▶ **What is being asked**
Lines containing the string "execução" are to be counted; report the total by itself.

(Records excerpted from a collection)
☆ ☆ ☆ ☆ ☆

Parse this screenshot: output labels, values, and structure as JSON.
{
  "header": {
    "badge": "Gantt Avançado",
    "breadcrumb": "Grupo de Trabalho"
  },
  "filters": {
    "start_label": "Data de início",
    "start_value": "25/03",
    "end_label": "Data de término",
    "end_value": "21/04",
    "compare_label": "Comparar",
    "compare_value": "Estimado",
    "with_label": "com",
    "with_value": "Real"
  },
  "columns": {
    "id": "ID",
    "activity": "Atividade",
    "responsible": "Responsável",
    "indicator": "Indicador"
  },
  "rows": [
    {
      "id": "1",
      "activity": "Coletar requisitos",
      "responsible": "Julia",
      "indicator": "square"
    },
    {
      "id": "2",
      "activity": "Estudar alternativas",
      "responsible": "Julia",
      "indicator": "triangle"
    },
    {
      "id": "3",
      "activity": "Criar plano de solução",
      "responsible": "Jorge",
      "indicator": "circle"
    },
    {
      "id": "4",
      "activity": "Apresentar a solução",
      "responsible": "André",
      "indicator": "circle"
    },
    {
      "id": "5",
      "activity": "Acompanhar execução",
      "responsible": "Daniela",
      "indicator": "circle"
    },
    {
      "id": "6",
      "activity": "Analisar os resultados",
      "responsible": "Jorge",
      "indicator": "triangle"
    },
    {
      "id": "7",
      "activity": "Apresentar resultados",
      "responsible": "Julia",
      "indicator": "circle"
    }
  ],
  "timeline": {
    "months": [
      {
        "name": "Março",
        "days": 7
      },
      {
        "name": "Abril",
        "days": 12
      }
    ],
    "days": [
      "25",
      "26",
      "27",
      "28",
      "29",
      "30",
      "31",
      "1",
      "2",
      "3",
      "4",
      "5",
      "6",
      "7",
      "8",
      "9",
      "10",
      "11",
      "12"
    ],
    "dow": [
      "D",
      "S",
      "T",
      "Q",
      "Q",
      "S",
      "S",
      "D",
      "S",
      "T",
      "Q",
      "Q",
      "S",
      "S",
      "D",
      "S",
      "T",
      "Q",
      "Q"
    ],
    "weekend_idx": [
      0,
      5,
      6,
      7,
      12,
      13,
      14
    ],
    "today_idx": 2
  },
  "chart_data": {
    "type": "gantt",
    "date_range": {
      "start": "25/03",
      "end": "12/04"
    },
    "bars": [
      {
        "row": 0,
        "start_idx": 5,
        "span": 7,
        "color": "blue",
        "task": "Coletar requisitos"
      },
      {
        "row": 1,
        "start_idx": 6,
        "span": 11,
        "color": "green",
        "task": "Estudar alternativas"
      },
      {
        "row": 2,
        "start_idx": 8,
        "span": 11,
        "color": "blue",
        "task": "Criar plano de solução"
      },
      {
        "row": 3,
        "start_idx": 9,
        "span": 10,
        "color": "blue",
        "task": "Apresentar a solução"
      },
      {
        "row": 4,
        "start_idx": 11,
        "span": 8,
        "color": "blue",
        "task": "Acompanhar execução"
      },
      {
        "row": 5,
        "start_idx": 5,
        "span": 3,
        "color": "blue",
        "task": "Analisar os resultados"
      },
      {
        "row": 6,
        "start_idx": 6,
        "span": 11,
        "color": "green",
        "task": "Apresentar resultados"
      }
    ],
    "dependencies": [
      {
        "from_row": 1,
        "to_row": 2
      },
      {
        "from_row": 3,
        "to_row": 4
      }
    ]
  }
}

☆ ☆ ☆ ☆ ☆

▶ **Output below**
2